● Data shown:
>> start

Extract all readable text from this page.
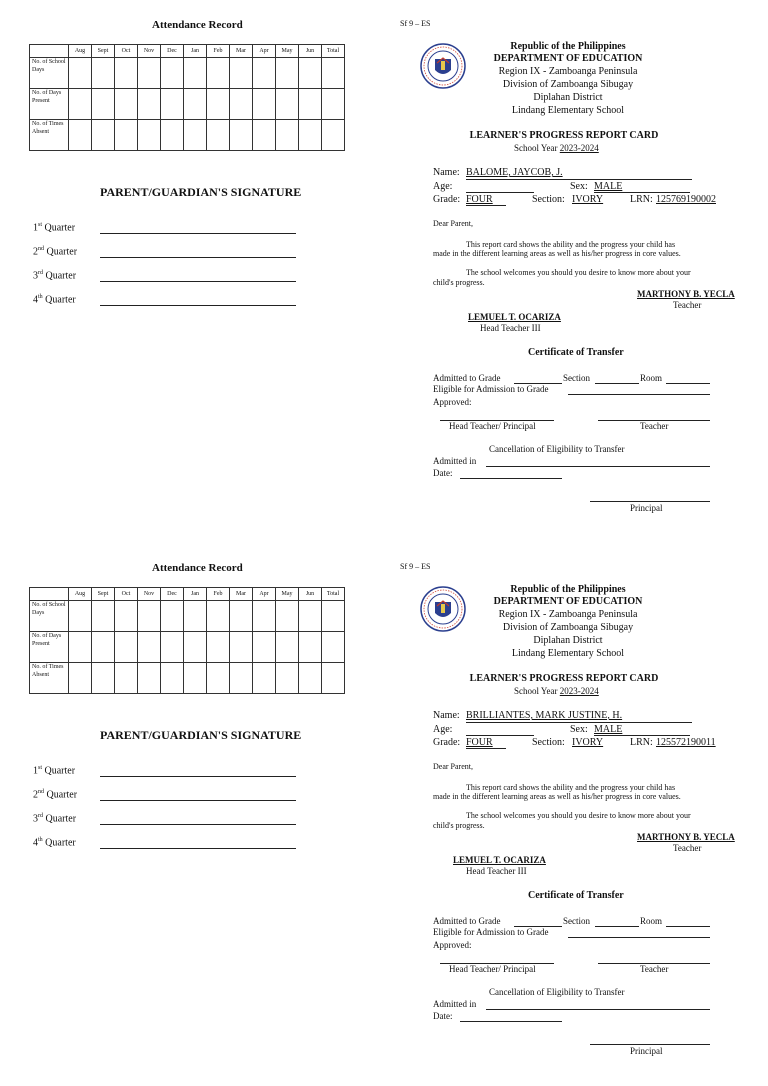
Attendance Record
	Aug	Sept	Oct	Nov	Dec	Jan	Feb	Mar	Apr	May	Jun	Total
No. of School Days												
No. of Days Present												
No. of Times Absent												
PARENT/GUARDIAN'S SIGNATURE
1st Quarter
2nd Quarter
3rd Quarter
4th Quarter
Sf 9 – ES
Republic of the Philippines
DEPARTMENT OF EDUCATION
Region IX - Zamboanga Peninsula
Division of Zamboanga Sibugay
Diplahan District
Lindang Elementary School
LEARNER'S PROGRESS REPORT CARD
School Year 2023-2024
Name: BALOME, JAYCOB, J.
Age:	Sex: MALE
Grade: FOUR	Section: IVORY	LRN: 125769190002
Dear Parent,
This report card shows the ability and the progress your child has
made in the different learning areas as well as his/her progress in core values.
The school welcomes you should you desire to know more about your
child's progress.
MARTHONY B. YECLA
Teacher
LEMUEL T. OCARIZA
Head Teacher III
Certificate of Transfer
Admitted to Grade	Section	Room
Eligible for Admission to Grade
Approved:
Head Teacher/ Principal	Teacher
Cancellation of Eligibility to Transfer
Admitted in
Date:
Principal
Attendance Record
	Aug	Sept	Oct	Nov	Dec	Jan	Feb	Mar	Apr	May	Jun	Total
No. of School Days												
No. of Days Present												
No. of Times Absent												
PARENT/GUARDIAN'S SIGNATURE
1st Quarter
2nd Quarter
3rd Quarter
4th Quarter
Sf 9 – ES
Republic of the Philippines
DEPARTMENT OF EDUCATION
Region IX - Zamboanga Peninsula
Division of Zamboanga Sibugay
Diplahan District
Lindang Elementary School
LEARNER'S PROGRESS REPORT CARD
School Year 2023-2024
Name: BRILLIANTES, MARK JUSTINE, H.
Age:	Sex: MALE
Grade: FOUR	Section: IVORY	LRN: 125572190011
Dear Parent,
This report card shows the ability and the progress your child has
made in the different learning areas as well as his/her progress in core values.
The school welcomes you should you desire to know more about your
child's progress.
MARTHONY B. YECLA
Teacher
LEMUEL T. OCARIZA
Head Teacher III
Certificate of Transfer
Admitted to Grade	Section	Room
Eligible for Admission to Grade
Approved:
Head Teacher/ Principal	Teacher
Cancellation of Eligibility to Transfer
Admitted in
Date:
Principal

>> end

Could you repeat all of the material exactly? Pictures should not be copied.

● Solution for this problem:
Extract all readable text from this page.
Attendance Record
	Aug	Sept	Oct	Nov	Dec	Jan	Feb	Mar	Apr	May	Jun	Total
No. of School Days												
No. of Days Present												
No. of Times Absent												
PARENT/GUARDIAN'S SIGNATURE
1st Quarter
2nd Quarter
3rd Quarter
4th Quarter
Sf 9 – ES
Republic of the Philippines
DEPARTMENT OF EDUCATION
Region IX - Zamboanga Peninsula
Division of Zamboanga Sibugay
Diplahan District
Lindang Elementary School
LEARNER'S PROGRESS REPORT CARD
School Year 2023-2024
Name: BALOME, JAYCOB, J.
Age:	Sex: MALE
Grade: FOUR	Section: IVORY	LRN: 125769190002
Dear Parent,
This report card shows the ability and the progress your child has
made in the different learning areas as well as his/her progress in core values.
The school welcomes you should you desire to know more about your
child's progress.
MARTHONY B. YECLA
Teacher
LEMUEL T. OCARIZA
Head Teacher III
Certificate of Transfer
Admitted to Grade	Section	Room
Eligible for Admission to Grade
Approved:
Head Teacher/ Principal	Teacher
Cancellation of Eligibility to Transfer
Admitted in
Date:
Principal
Attendance Record
	Aug	Sept	Oct	Nov	Dec	Jan	Feb	Mar	Apr	May	Jun	Total
No. of School Days												
No. of Days Present												
No. of Times Absent												
PARENT/GUARDIAN'S SIGNATURE
1st Quarter
2nd Quarter
3rd Quarter
4th Quarter
Sf 9 – ES
Republic of the Philippines
DEPARTMENT OF EDUCATION
Region IX - Zamboanga Peninsula
Division of Zamboanga Sibugay
Diplahan District
Lindang Elementary School
LEARNER'S PROGRESS REPORT CARD
School Year 2023-2024
Name: BRILLIANTES, MARK JUSTINE, H.
Age:	Sex: MALE
Grade: FOUR	Section: IVORY	LRN: 125572190011
Dear Parent,
This report card shows the ability and the progress your child has
made in the different learning areas as well as his/her progress in core values.
The school welcomes you should you desire to know more about your
child's progress.
MARTHONY B. YECLA
Teacher
LEMUEL T. OCARIZA
Head Teacher III
Certificate of Transfer
Admitted to Grade	Section	Room
Eligible for Admission to Grade
Approved:
Head Teacher/ Principal	Teacher
Cancellation of Eligibility to Transfer
Admitted in
Date:
Principal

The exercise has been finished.